Using the records provided below, locate and copy each line that contains the word "object".
--- START AVAILABLE RECORDS ---
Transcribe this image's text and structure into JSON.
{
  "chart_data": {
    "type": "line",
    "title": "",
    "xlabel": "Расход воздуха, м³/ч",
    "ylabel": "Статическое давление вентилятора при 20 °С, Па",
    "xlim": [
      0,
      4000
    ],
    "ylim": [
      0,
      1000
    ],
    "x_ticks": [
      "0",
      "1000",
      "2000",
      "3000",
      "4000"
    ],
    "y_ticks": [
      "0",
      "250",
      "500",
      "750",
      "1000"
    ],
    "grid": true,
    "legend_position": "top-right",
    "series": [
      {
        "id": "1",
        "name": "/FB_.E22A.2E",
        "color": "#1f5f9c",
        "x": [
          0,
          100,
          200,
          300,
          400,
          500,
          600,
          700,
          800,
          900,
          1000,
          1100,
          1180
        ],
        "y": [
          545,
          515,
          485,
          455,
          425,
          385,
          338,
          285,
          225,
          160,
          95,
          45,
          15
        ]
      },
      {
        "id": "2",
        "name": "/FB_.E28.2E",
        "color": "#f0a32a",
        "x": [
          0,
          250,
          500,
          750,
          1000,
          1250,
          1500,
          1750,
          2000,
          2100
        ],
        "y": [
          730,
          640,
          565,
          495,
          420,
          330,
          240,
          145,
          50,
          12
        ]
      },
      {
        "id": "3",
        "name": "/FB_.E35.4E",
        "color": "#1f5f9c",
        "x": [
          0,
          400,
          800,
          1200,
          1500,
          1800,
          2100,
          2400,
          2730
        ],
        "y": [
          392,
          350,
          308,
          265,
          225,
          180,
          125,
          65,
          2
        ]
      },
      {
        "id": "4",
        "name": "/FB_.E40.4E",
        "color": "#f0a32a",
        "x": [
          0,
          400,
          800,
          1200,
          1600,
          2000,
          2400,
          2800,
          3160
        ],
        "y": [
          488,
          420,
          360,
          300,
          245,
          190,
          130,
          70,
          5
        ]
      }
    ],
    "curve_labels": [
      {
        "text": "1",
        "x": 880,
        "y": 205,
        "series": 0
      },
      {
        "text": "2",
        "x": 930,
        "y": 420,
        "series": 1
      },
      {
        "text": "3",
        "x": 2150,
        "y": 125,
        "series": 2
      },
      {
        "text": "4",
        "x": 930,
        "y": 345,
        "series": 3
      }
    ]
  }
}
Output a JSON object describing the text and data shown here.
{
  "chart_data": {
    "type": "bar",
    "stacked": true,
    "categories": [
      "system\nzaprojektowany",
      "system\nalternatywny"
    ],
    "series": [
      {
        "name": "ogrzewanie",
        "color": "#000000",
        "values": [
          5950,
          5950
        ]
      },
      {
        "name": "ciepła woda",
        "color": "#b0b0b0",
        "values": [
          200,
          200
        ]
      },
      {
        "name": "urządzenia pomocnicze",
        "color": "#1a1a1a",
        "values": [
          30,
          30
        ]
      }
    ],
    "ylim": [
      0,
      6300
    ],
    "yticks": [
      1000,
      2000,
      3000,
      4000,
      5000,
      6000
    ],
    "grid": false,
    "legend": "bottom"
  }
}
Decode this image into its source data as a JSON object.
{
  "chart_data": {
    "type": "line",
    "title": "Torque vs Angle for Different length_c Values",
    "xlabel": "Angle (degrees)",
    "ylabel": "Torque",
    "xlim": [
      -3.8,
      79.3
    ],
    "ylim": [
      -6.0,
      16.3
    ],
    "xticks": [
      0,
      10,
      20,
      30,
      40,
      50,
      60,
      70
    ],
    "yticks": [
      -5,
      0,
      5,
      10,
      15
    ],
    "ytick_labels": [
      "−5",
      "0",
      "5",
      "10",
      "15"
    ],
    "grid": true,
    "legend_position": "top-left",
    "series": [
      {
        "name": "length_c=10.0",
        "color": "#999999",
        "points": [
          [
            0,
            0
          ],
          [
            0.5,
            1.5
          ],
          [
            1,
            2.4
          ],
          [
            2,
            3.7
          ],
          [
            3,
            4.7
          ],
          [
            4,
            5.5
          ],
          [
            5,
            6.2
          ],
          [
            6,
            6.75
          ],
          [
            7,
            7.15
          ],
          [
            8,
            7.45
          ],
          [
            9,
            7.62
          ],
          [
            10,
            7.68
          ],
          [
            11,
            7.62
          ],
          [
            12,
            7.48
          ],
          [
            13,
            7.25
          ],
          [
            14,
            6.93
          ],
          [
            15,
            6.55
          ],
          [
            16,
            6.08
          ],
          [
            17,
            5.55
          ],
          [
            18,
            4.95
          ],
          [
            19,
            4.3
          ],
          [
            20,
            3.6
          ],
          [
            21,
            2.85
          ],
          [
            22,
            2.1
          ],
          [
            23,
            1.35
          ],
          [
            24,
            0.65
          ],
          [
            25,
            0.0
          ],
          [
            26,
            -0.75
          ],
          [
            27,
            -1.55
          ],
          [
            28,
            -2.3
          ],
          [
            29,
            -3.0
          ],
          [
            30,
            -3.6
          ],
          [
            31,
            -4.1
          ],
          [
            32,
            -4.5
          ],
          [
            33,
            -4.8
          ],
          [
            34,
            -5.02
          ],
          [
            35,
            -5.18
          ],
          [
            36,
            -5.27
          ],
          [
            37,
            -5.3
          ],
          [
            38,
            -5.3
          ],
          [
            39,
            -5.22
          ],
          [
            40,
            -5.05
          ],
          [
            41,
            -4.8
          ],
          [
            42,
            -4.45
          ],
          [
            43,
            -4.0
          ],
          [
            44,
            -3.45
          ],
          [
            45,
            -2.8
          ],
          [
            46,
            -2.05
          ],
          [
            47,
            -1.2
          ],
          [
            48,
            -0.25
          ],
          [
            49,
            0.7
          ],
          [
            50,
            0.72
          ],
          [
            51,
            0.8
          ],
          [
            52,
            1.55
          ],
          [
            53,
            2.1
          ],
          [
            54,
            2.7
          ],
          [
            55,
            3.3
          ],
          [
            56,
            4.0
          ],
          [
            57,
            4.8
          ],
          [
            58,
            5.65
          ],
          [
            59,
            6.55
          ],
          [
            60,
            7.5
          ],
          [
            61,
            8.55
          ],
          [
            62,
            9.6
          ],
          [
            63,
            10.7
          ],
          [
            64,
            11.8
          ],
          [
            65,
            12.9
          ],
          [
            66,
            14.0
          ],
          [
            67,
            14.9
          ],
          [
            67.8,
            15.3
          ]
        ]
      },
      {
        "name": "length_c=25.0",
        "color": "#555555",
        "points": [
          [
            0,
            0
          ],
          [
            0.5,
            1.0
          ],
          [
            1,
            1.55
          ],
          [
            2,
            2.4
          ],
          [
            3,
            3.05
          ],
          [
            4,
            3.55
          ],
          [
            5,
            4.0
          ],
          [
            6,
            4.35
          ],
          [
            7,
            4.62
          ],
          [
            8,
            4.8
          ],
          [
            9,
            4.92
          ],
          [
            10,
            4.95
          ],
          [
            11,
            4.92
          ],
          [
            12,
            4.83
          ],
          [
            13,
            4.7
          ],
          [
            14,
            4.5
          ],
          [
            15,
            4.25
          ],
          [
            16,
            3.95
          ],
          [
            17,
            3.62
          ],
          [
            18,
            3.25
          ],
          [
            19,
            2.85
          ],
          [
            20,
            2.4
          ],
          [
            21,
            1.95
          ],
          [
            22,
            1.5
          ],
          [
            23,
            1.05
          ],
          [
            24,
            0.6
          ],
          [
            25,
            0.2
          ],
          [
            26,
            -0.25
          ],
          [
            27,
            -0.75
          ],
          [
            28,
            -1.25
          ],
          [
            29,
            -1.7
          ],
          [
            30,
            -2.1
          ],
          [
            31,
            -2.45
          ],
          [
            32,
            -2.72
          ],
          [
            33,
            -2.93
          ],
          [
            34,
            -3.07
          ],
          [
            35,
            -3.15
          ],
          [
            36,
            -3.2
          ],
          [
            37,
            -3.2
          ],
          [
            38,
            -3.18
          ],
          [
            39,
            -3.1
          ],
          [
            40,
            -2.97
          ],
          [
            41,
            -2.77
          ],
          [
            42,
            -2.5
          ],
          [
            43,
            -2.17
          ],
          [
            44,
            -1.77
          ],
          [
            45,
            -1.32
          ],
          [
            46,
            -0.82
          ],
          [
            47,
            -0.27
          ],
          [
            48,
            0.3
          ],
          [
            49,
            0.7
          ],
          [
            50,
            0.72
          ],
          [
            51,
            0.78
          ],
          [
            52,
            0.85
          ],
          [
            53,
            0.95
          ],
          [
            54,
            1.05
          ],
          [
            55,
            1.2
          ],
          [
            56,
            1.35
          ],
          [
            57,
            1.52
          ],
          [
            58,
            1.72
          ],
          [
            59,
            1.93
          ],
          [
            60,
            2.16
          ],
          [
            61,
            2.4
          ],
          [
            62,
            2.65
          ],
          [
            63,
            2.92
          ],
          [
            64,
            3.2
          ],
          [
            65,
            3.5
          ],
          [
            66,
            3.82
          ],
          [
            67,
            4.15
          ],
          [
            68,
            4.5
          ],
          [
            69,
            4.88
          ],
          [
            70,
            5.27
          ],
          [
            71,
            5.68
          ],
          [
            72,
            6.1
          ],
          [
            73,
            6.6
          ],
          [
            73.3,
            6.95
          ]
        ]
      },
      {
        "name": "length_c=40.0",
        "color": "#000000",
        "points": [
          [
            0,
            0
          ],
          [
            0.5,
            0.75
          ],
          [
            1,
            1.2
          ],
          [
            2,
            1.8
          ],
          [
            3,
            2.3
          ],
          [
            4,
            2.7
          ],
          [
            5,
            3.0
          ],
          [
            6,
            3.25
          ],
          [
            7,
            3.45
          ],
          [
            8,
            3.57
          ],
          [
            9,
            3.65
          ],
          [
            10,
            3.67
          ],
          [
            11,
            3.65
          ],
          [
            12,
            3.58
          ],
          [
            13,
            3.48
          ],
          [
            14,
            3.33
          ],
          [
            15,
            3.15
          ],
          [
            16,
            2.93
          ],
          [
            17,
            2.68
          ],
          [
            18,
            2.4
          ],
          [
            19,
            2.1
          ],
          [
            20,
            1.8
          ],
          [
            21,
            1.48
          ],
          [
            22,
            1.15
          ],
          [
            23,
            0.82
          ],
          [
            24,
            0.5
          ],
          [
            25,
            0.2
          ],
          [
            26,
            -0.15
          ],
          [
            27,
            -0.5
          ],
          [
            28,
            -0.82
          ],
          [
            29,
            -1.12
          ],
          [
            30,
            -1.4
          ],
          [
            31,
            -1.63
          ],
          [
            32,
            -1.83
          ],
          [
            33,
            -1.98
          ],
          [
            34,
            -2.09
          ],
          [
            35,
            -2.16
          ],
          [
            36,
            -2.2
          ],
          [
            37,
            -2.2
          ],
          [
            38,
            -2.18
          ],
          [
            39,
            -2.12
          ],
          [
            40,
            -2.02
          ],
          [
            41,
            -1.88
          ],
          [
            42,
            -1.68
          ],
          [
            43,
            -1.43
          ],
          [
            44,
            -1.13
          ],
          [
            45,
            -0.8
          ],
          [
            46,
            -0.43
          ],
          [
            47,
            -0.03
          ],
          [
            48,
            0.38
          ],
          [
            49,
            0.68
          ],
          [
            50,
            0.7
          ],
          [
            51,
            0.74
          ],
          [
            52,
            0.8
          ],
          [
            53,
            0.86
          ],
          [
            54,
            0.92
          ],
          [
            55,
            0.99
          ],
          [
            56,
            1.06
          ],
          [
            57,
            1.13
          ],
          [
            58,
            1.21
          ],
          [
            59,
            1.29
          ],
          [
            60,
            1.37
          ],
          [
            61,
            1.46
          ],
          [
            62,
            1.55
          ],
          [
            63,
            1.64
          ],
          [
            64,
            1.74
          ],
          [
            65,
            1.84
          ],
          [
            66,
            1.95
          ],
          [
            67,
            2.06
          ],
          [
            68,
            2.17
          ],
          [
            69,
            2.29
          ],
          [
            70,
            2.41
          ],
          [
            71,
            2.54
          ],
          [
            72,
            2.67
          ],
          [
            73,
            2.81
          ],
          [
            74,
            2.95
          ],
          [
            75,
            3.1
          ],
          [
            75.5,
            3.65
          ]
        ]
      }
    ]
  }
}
--- END AVAILABLE RECORDS ---
THE SOLUTION —
Output a JSON object describing the text and data shown here.
Decode this image into its source data as a JSON object.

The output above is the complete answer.